Se jamais existiu pensamento único estruturalista, a criação da ANPOF foi marcada, sim, pelo esforço de assegurar que a expansão da filosofia universitária seguisse parâmetros de qualidade acadêmica em ruptura com o bacharelismo e o clericalismo. Mas a ênfase sobre a leitura atenta, buscando identificar, quer as articulações internas da obra, quer a recorrência de certas questões em filósofos diferentes, propiciou interpretações autorais sobre o conhecimento, a verdade, o político e a história. A leitura rigorosa condicionou o bom debate. A consolidação de um léxico filosófico por meio de traduções cuidadas e da produção sistemática de monografias também integrava esse ideário. Se não me engano, era assim que enxergavam a coisa os professores da geração que criou a ANPOF e/ou daqueles que foram responsáveis por sua consolidação. 

Essa expectativa em torno do debate filosófico brasileiro foi realizada? Sem dúvida. Basta visitar os Grupos de Trabalho da associação, em funcionamento desde 1999, para constatá-lo. Mas, embora os GTs sejam espaços de interlocução relevantes para a pesquisa em filosofia, trata-se no geral de conversa interna, que, mesmo chegando a resultados originais, permanece discussão entre especialistas.

________________________

• _Instrução_: Copie fielmente a passagem do trecho sobre a ANPOF que começa nas palavras "Se jamais existiu" e termina depois de "por sua consolidação.".

________________________

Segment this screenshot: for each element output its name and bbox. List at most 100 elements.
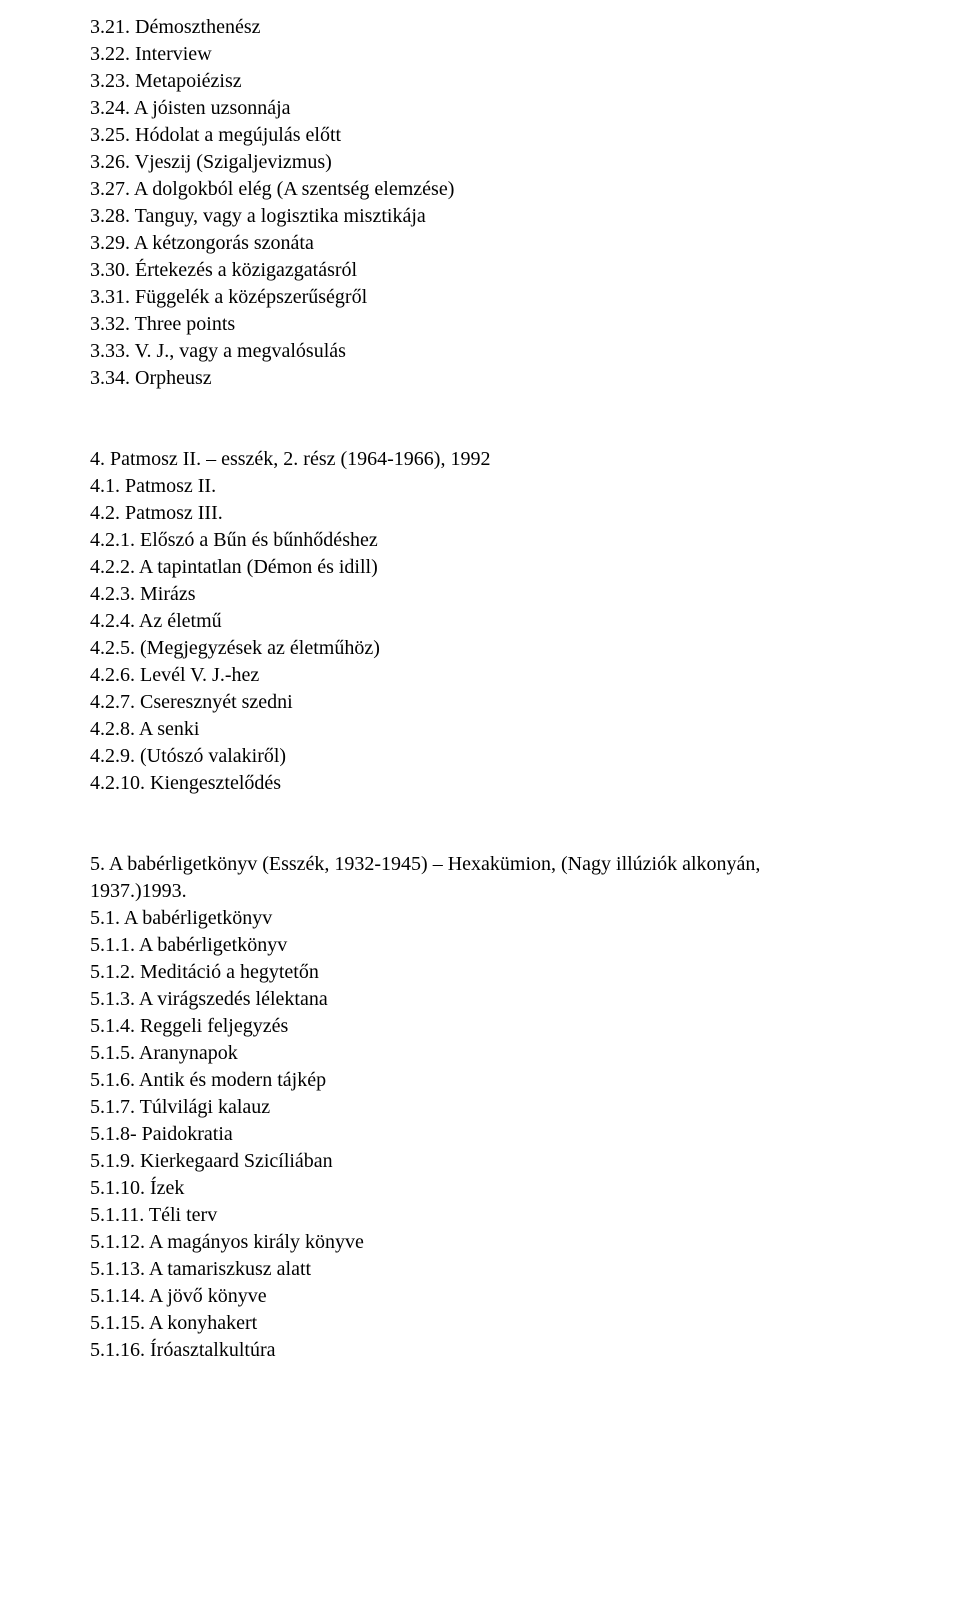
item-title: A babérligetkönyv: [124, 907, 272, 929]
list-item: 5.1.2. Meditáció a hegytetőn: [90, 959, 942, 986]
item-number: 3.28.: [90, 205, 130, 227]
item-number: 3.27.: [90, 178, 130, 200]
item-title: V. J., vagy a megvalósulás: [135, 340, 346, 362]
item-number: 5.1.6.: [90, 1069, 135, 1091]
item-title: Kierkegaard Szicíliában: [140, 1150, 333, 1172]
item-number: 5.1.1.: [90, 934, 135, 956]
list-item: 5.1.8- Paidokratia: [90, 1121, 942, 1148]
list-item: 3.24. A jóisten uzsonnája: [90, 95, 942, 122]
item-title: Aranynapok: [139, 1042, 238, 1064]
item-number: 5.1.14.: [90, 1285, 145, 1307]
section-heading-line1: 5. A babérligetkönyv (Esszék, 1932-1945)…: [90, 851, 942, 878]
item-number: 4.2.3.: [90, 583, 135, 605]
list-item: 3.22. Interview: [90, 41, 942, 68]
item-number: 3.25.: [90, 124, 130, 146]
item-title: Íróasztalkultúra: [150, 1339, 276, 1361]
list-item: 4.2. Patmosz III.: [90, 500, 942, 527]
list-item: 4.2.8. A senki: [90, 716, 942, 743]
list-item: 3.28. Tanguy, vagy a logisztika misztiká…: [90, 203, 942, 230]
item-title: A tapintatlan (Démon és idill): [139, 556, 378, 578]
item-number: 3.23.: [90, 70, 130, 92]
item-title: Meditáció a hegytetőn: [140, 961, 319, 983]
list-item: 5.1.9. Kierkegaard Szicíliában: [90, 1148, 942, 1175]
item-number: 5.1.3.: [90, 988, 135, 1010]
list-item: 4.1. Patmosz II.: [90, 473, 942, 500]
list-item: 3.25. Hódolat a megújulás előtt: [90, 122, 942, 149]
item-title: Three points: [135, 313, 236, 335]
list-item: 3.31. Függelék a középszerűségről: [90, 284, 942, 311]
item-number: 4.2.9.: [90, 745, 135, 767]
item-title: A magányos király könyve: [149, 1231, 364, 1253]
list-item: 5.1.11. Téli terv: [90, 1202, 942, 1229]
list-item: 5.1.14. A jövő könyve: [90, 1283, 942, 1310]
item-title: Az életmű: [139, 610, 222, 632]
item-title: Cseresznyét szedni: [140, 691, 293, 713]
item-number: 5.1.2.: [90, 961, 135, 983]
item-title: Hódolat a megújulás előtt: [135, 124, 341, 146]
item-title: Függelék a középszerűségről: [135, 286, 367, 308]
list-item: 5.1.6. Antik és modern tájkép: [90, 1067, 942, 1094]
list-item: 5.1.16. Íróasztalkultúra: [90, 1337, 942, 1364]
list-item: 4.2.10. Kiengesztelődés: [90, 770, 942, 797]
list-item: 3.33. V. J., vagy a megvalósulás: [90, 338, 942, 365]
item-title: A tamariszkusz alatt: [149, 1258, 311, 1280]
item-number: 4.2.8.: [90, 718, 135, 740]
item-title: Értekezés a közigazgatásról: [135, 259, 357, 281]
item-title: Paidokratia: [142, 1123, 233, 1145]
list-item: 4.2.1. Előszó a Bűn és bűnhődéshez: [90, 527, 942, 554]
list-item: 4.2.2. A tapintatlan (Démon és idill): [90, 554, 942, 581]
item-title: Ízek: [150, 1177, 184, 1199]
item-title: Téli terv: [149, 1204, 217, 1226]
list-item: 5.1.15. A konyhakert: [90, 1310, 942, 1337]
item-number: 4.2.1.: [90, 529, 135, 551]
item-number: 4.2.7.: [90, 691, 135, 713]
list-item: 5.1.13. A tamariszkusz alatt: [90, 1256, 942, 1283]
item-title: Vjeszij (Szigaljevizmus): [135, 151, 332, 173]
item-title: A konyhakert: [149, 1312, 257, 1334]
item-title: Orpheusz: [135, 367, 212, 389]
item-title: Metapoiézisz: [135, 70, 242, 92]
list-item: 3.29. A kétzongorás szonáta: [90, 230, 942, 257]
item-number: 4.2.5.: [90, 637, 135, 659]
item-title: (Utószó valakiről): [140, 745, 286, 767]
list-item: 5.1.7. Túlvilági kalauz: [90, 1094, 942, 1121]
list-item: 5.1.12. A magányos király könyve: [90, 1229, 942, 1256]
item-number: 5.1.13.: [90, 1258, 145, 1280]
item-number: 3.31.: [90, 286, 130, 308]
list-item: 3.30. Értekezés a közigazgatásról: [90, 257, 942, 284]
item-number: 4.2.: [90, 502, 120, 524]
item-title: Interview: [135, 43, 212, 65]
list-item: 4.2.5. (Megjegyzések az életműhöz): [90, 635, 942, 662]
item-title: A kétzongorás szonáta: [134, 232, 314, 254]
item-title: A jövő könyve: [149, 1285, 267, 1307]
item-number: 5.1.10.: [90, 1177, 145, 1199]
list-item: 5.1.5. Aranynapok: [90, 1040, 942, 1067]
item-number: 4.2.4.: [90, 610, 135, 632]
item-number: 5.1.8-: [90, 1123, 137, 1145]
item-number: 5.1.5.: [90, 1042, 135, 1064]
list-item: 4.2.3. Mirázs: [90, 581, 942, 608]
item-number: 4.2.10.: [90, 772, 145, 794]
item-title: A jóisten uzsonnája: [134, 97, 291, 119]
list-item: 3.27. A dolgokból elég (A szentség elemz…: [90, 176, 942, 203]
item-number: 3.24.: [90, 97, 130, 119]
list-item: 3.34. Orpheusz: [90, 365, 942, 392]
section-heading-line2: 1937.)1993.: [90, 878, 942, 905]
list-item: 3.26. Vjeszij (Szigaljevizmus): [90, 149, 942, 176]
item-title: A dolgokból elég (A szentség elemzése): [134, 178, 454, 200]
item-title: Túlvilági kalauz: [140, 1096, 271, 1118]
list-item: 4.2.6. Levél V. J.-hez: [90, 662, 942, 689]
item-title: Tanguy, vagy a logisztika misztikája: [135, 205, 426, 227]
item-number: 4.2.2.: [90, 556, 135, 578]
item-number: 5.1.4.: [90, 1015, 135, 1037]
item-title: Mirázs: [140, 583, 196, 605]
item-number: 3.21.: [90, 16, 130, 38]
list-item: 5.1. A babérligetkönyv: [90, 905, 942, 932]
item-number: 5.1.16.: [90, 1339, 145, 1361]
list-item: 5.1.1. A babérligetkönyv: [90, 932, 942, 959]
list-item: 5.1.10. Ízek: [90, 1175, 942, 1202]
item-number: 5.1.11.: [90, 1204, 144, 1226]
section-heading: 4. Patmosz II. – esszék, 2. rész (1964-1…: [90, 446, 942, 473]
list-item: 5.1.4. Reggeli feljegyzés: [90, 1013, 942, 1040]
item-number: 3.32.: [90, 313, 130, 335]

________________________

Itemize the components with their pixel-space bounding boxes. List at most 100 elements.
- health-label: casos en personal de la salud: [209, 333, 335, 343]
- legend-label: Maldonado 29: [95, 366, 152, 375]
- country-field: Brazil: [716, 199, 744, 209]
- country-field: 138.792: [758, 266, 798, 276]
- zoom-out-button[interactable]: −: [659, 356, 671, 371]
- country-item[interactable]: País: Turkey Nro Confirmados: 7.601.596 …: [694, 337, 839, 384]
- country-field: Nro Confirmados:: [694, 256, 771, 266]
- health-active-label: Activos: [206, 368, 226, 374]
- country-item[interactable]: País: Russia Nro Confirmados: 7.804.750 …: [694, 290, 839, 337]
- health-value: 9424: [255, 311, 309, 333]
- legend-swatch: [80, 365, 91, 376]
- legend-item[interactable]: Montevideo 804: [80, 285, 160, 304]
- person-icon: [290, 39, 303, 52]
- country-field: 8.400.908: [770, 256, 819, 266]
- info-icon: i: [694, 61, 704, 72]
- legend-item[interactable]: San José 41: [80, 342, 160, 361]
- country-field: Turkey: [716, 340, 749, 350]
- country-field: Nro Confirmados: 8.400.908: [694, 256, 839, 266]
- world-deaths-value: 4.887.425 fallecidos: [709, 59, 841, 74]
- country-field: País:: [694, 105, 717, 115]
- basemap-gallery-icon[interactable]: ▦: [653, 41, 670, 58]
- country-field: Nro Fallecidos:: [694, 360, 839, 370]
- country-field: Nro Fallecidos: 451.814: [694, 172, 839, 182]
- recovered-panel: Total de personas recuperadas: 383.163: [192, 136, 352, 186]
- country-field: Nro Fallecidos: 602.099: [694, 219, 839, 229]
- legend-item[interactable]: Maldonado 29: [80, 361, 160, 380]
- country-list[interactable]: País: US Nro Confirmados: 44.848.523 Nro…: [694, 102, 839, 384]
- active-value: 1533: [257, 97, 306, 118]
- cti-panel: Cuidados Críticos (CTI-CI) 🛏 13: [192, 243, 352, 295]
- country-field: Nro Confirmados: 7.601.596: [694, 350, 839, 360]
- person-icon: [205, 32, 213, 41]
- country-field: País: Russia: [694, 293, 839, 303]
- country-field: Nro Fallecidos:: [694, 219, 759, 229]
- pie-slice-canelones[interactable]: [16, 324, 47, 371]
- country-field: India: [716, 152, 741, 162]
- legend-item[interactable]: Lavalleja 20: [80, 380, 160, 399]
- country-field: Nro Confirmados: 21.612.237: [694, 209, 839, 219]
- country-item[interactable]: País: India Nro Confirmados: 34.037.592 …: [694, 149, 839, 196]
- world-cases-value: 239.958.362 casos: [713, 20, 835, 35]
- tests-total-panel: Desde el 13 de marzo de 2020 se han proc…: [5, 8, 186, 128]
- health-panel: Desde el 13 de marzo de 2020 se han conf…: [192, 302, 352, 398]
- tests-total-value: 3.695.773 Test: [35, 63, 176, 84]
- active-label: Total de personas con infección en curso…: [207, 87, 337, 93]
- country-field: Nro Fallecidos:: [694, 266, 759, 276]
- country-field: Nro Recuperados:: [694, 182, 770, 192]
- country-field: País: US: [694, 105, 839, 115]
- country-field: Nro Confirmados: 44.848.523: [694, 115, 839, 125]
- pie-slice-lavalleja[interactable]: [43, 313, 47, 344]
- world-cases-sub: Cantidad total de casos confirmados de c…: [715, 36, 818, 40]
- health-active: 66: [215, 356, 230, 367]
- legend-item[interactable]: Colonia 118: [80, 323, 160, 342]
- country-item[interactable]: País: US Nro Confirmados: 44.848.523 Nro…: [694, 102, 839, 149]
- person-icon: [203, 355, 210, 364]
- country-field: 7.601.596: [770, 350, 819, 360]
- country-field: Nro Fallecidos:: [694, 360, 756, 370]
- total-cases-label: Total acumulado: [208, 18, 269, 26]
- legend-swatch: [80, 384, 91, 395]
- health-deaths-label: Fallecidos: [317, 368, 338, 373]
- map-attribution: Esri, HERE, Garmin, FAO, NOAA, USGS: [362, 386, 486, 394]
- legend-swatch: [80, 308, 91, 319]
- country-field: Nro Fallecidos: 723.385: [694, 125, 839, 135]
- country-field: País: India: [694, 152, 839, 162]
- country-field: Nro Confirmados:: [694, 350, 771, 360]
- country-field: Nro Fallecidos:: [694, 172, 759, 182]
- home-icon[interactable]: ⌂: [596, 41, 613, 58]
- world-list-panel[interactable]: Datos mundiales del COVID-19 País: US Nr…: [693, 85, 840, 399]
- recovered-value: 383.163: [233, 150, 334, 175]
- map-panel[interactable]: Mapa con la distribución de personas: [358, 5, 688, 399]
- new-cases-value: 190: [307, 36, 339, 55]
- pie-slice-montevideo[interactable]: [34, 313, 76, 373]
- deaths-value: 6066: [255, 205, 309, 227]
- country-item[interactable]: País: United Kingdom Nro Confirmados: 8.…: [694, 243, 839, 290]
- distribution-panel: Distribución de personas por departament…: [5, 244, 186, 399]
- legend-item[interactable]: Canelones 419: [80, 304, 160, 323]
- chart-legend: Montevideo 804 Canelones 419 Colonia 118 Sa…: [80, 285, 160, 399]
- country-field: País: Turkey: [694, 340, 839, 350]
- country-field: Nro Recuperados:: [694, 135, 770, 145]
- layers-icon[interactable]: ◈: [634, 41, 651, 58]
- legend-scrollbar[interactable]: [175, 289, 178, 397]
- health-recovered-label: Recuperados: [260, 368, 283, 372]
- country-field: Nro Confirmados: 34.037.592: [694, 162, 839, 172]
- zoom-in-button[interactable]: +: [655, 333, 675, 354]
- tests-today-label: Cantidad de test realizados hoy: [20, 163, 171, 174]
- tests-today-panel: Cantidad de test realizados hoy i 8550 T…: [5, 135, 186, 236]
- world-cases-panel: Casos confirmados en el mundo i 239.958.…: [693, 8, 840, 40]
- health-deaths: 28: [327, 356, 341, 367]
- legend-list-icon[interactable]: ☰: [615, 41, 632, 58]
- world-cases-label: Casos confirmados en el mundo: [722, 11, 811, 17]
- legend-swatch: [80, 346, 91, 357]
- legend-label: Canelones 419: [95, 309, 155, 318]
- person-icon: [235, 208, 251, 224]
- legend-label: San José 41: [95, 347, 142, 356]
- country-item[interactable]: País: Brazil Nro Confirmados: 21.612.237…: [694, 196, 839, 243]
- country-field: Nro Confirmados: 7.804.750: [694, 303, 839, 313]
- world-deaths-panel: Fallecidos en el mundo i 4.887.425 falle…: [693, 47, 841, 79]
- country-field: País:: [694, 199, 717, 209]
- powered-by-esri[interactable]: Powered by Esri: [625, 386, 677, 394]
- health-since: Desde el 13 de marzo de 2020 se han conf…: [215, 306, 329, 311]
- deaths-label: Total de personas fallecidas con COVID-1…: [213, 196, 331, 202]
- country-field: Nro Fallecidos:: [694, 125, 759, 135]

________________________

• _Resposta esperada_:
Se jamais existiu pensamento único estruturalista, a criação da ANPOF foi marcada, sim, pelo esforço de assegurar que a expansão da filosofia universitária seguisse parâmetros de qualidade acadêmica em ruptura com o bacharelismo e o clericalismo. Mas a ênfase sobre a leitura atenta, buscando identificar, quer as articulações internas da obra, quer a recorrência de certas questões em filósofos diferentes, propiciou interpretações autorais sobre o conhecimento, a verdade, o político e a história. A leitura rigorosa condicionou o bom debate. A consolidação de um léxico filosófico por meio de traduções cuidadas e da produção sistemática de monografias também integrava esse ideário. Se não me engano, era assim que enxergavam a coisa os professores da geração que criou a ANPOF e/ou daqueles que foram responsáveis por sua consolidação.